**EXERCISE MATERIAL**
++++++++
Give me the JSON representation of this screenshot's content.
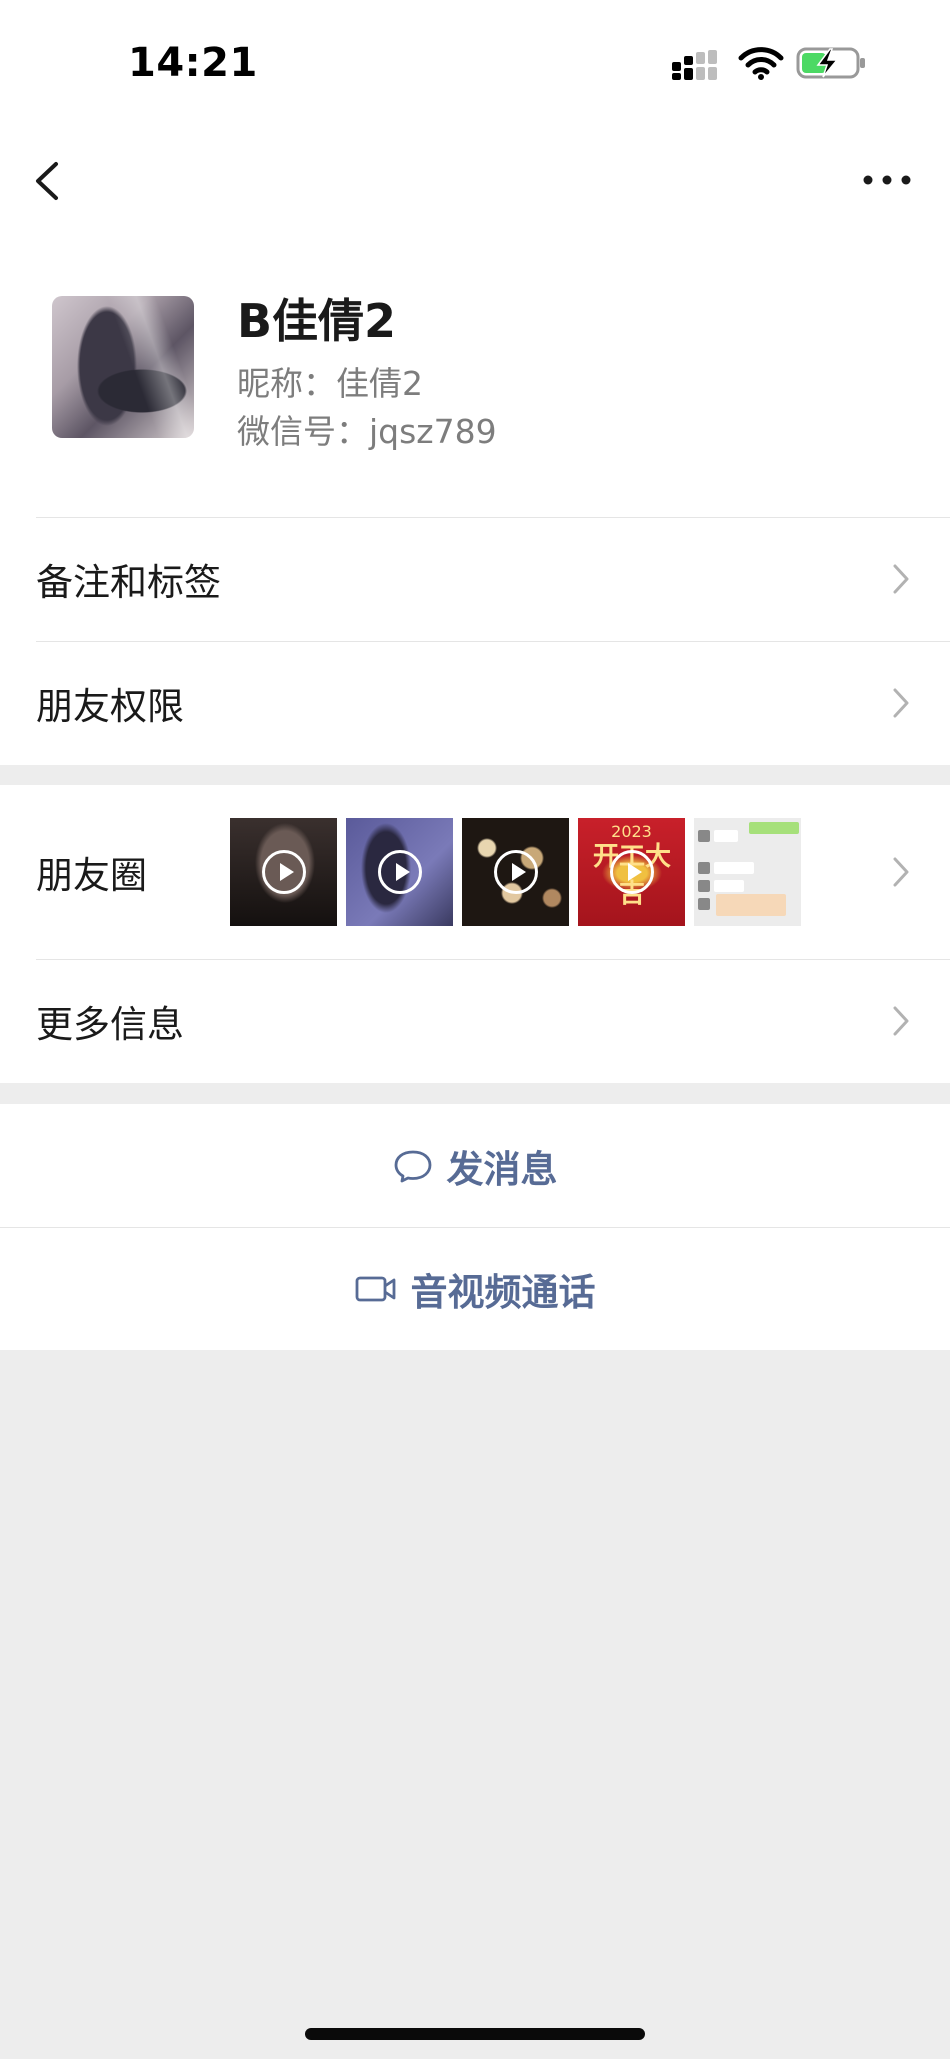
{
  "status_bar": {
    "time": "14:21"
  },
  "profile": {
    "name": "B佳倩2",
    "nickname": "昵称：佳倩2",
    "wechat_id": "微信号：jqsz789"
  },
  "rows": {
    "remarks_tags": "备注和标签",
    "friend_permissions": "朋友权限",
    "moments": "朋友圈",
    "more_info": "更多信息"
  },
  "moments_thumbs": {
    "poster_title": "开工大吉",
    "poster_year": "2023"
  },
  "actions": {
    "send_message": "发消息",
    "av_call": "音视频通话"
  },
  "colors": {
    "link_blue": "#576b95",
    "background": "#ededed"
  }
}
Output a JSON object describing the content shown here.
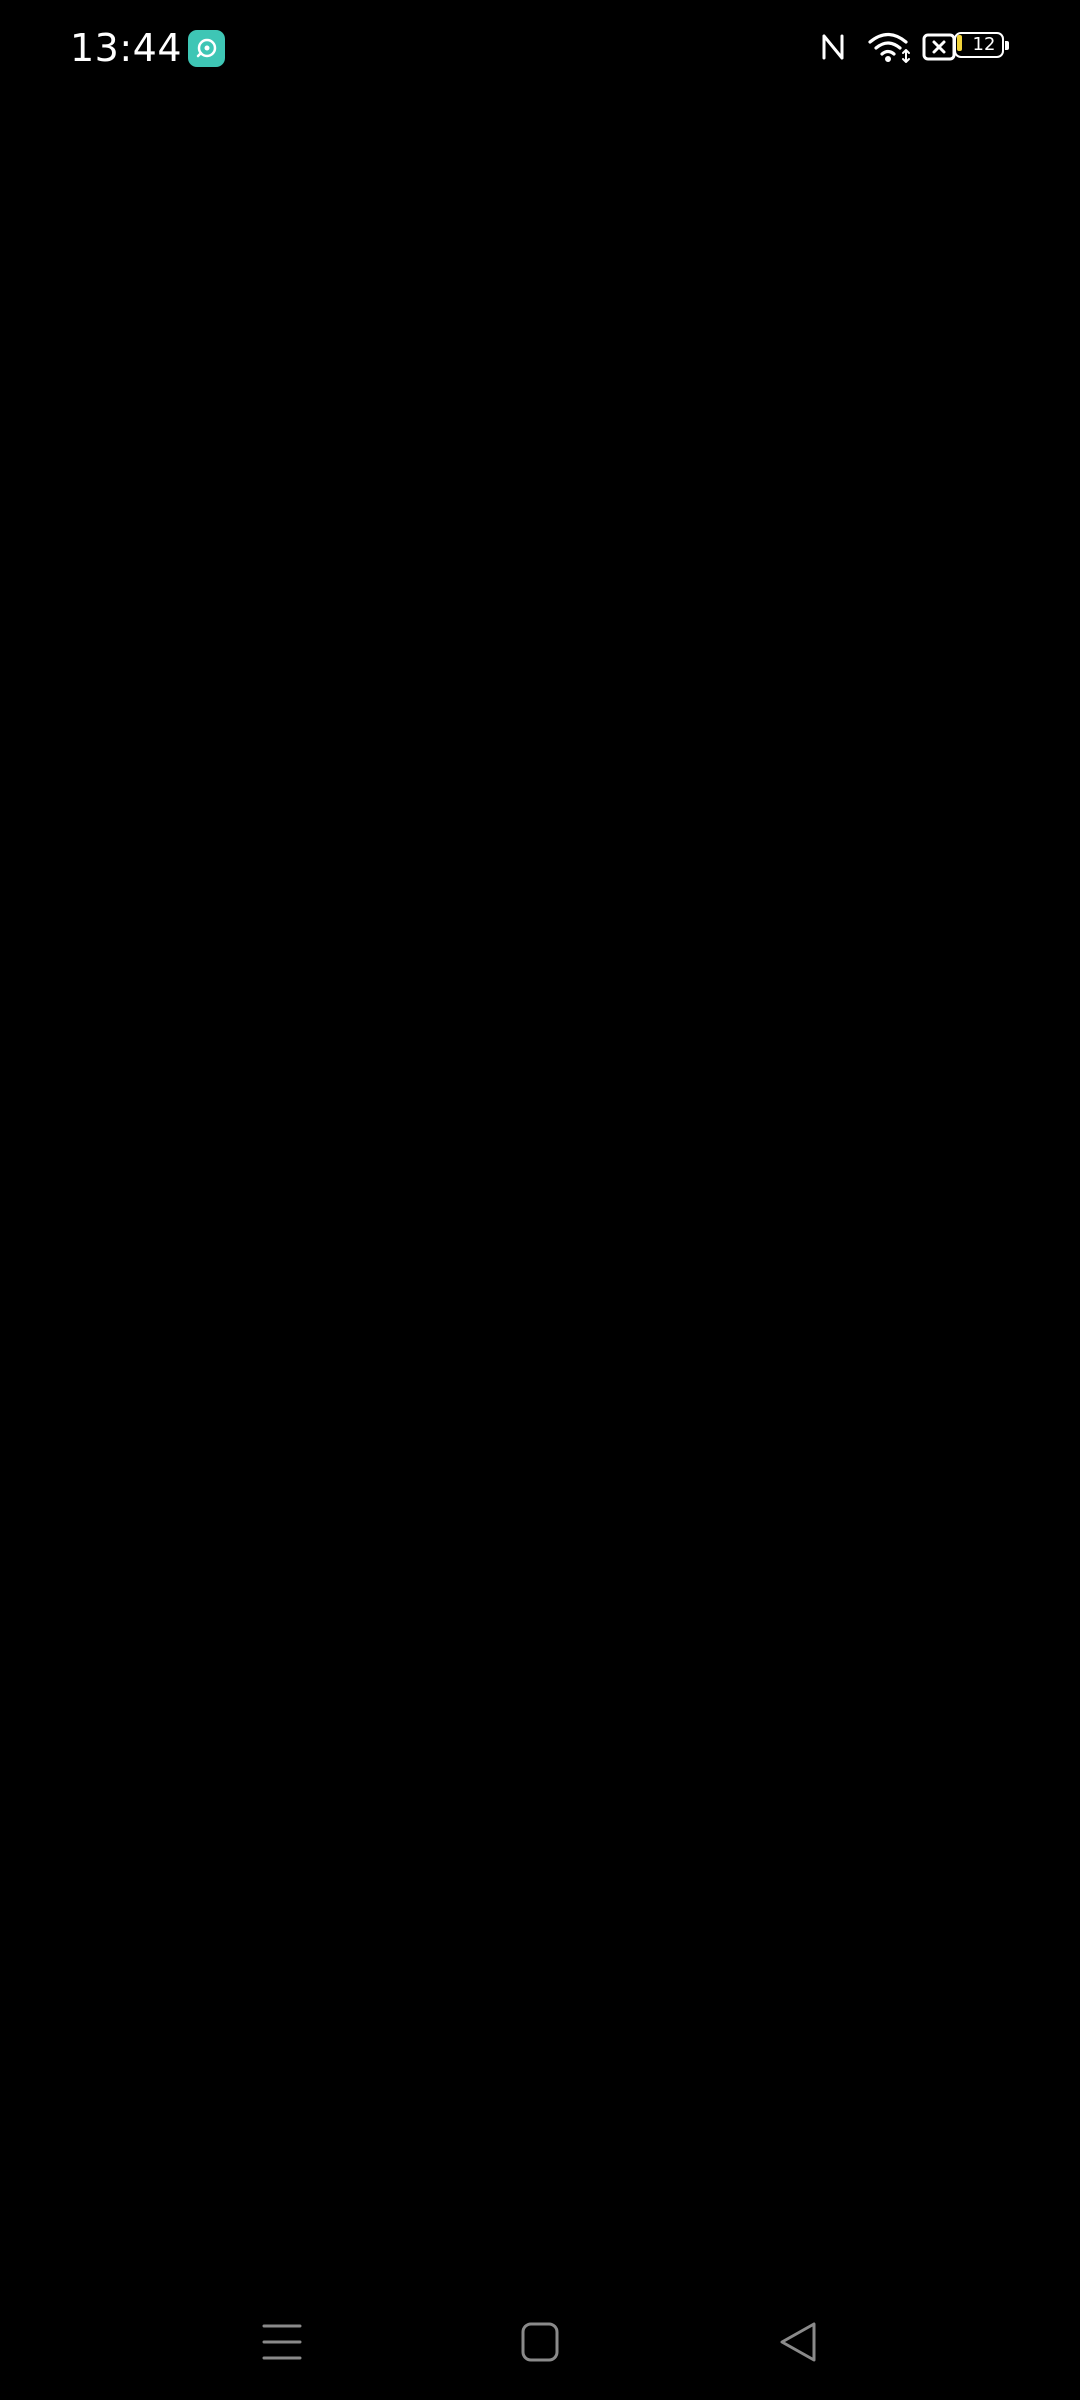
{
  "status_bar": {
    "time": "13:44",
    "battery_level": "12",
    "battery_fraction": 0.12,
    "icons": [
      "app-notification-icon",
      "nfc-icon",
      "wifi-icon",
      "sim-disabled-icon",
      "battery-icon"
    ]
  },
  "colors": {
    "background": "#000000",
    "app_notification": "#3ec6b5",
    "battery_fill": "#f2d43a",
    "nav_icons": "#8a8a8a"
  },
  "nav_bar": {
    "buttons": [
      "menu-icon",
      "home-icon",
      "back-icon"
    ]
  }
}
++++++++
**TASK DESCRIPTION**
Quote the preceding listing precisely and completely, omitting its images.

**SOLVED EXERCISE**
Give me the JSON representation of this screenshot's content.
{
  "status_bar": {
    "time": "14:21"
  },
  "profile": {
    "name": "B佳倩2",
    "nickname": "昵称：佳倩2",
    "wechat_id": "微信号：jqsz789"
  },
  "rows": {
    "remarks_tags": "备注和标签",
    "friend_permissions": "朋友权限",
    "moments": "朋友圈",
    "more_info": "更多信息"
  },
  "moments_thumbs": {
    "poster_title": "开工大吉",
    "poster_year": "2023"
  },
  "actions": {
    "send_message": "发消息",
    "av_call": "音视频通话"
  },
  "colors": {
    "link_blue": "#576b95",
    "background": "#ededed"
  }
}
Output a JSON object describing the content shown here.
{
  "status_bar": {
    "time": "13:44",
    "battery_level": "12",
    "battery_fraction": 0.12,
    "icons": [
      "app-notification-icon",
      "nfc-icon",
      "wifi-icon",
      "sim-disabled-icon",
      "battery-icon"
    ]
  },
  "colors": {
    "background": "#000000",
    "app_notification": "#3ec6b5",
    "battery_fill": "#f2d43a",
    "nav_icons": "#8a8a8a"
  },
  "nav_bar": {
    "buttons": [
      "menu-icon",
      "home-icon",
      "back-icon"
    ]
  }
}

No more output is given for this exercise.